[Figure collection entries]
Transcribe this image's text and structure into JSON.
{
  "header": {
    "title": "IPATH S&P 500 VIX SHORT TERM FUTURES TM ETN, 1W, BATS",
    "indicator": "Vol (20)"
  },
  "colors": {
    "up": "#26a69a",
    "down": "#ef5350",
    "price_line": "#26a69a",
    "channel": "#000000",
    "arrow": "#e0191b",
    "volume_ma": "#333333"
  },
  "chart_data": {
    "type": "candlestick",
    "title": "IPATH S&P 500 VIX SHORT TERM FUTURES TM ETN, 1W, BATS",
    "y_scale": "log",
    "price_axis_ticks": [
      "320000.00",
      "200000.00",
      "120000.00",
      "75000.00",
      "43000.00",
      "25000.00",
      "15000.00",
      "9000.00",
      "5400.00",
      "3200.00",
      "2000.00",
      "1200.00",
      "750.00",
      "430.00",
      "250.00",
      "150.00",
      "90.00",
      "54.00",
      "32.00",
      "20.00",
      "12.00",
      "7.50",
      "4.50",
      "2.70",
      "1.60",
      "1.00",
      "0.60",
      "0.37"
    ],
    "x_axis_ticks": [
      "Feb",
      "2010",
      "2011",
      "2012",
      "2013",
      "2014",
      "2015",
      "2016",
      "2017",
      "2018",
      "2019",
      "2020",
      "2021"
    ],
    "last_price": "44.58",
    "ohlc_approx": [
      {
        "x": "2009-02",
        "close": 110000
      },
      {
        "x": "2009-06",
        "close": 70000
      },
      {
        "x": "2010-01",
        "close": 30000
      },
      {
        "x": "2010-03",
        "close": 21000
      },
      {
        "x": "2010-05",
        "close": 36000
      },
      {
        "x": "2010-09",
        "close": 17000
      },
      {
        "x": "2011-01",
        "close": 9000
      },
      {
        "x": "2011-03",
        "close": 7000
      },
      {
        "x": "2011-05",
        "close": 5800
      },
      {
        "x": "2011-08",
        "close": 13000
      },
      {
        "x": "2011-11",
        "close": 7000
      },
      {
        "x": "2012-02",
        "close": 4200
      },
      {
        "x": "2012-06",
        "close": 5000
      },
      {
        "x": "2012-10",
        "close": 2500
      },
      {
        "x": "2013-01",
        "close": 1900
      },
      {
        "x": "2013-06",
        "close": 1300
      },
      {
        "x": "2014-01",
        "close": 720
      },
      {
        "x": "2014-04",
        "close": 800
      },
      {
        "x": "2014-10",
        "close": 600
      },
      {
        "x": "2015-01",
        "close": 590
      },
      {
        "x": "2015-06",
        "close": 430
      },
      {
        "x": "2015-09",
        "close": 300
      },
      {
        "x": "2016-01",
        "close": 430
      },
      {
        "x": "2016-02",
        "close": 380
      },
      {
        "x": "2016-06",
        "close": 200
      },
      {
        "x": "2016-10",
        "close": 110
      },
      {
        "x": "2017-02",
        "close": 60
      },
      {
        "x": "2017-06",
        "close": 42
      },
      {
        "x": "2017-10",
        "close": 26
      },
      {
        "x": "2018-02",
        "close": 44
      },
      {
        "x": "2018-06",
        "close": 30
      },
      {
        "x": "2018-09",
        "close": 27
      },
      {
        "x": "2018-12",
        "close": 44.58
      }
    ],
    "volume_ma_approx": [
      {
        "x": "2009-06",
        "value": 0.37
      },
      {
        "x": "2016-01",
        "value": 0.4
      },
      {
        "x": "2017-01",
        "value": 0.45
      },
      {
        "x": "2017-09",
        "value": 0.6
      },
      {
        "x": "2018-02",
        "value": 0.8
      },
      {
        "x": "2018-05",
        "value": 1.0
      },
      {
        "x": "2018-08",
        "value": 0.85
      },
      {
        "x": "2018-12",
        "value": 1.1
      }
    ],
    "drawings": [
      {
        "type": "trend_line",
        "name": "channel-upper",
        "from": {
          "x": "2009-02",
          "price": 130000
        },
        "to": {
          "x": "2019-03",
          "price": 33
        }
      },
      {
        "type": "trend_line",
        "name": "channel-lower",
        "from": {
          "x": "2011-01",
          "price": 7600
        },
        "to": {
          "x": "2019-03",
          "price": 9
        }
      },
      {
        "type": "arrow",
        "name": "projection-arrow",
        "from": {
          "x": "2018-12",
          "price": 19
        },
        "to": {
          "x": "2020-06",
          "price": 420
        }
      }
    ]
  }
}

Task to complete: Output the listing above word for word.

Result for this exercise:
Transcribe this image's text and structure into JSON.
{
  "header": {
    "title": "IPATH S&P 500 VIX SHORT TERM FUTURES TM ETN, 1W, BATS",
    "indicator": "Vol (20)"
  },
  "colors": {
    "up": "#26a69a",
    "down": "#ef5350",
    "price_line": "#26a69a",
    "channel": "#000000",
    "arrow": "#e0191b",
    "volume_ma": "#333333"
  },
  "chart_data": {
    "type": "candlestick",
    "title": "IPATH S&P 500 VIX SHORT TERM FUTURES TM ETN, 1W, BATS",
    "y_scale": "log",
    "price_axis_ticks": [
      "320000.00",
      "200000.00",
      "120000.00",
      "75000.00",
      "43000.00",
      "25000.00",
      "15000.00",
      "9000.00",
      "5400.00",
      "3200.00",
      "2000.00",
      "1200.00",
      "750.00",
      "430.00",
      "250.00",
      "150.00",
      "90.00",
      "54.00",
      "32.00",
      "20.00",
      "12.00",
      "7.50",
      "4.50",
      "2.70",
      "1.60",
      "1.00",
      "0.60",
      "0.37"
    ],
    "x_axis_ticks": [
      "Feb",
      "2010",
      "2011",
      "2012",
      "2013",
      "2014",
      "2015",
      "2016",
      "2017",
      "2018",
      "2019",
      "2020",
      "2021"
    ],
    "last_price": "44.58",
    "ohlc_approx": [
      {
        "x": "2009-02",
        "close": 110000
      },
      {
        "x": "2009-06",
        "close": 70000
      },
      {
        "x": "2010-01",
        "close": 30000
      },
      {
        "x": "2010-03",
        "close": 21000
      },
      {
        "x": "2010-05",
        "close": 36000
      },
      {
        "x": "2010-09",
        "close": 17000
      },
      {
        "x": "2011-01",
        "close": 9000
      },
      {
        "x": "2011-03",
        "close": 7000
      },
      {
        "x": "2011-05",
        "close": 5800
      },
      {
        "x": "2011-08",
        "close": 13000
      },
      {
        "x": "2011-11",
        "close": 7000
      },
      {
        "x": "2012-02",
        "close": 4200
      },
      {
        "x": "2012-06",
        "close": 5000
      },
      {
        "x": "2012-10",
        "close": 2500
      },
      {
        "x": "2013-01",
        "close": 1900
      },
      {
        "x": "2013-06",
        "close": 1300
      },
      {
        "x": "2014-01",
        "close": 720
      },
      {
        "x": "2014-04",
        "close": 800
      },
      {
        "x": "2014-10",
        "close": 600
      },
      {
        "x": "2015-01",
        "close": 590
      },
      {
        "x": "2015-06",
        "close": 430
      },
      {
        "x": "2015-09",
        "close": 300
      },
      {
        "x": "2016-01",
        "close": 430
      },
      {
        "x": "2016-02",
        "close": 380
      },
      {
        "x": "2016-06",
        "close": 200
      },
      {
        "x": "2016-10",
        "close": 110
      },
      {
        "x": "2017-02",
        "close": 60
      },
      {
        "x": "2017-06",
        "close": 42
      },
      {
        "x": "2017-10",
        "close": 26
      },
      {
        "x": "2018-02",
        "close": 44
      },
      {
        "x": "2018-06",
        "close": 30
      },
      {
        "x": "2018-09",
        "close": 27
      },
      {
        "x": "2018-12",
        "close": 44.58
      }
    ],
    "volume_ma_approx": [
      {
        "x": "2009-06",
        "value": 0.37
      },
      {
        "x": "2016-01",
        "value": 0.4
      },
      {
        "x": "2017-01",
        "value": 0.45
      },
      {
        "x": "2017-09",
        "value": 0.6
      },
      {
        "x": "2018-02",
        "value": 0.8
      },
      {
        "x": "2018-05",
        "value": 1.0
      },
      {
        "x": "2018-08",
        "value": 0.85
      },
      {
        "x": "2018-12",
        "value": 1.1
      }
    ],
    "drawings": [
      {
        "type": "trend_line",
        "name": "channel-upper",
        "from": {
          "x": "2009-02",
          "price": 130000
        },
        "to": {
          "x": "2019-03",
          "price": 33
        }
      },
      {
        "type": "trend_line",
        "name": "channel-lower",
        "from": {
          "x": "2011-01",
          "price": 7600
        },
        "to": {
          "x": "2019-03",
          "price": 9
        }
      },
      {
        "type": "arrow",
        "name": "projection-arrow",
        "from": {
          "x": "2018-12",
          "price": 19
        },
        "to": {
          "x": "2020-06",
          "price": 420
        }
      }
    ]
  }
}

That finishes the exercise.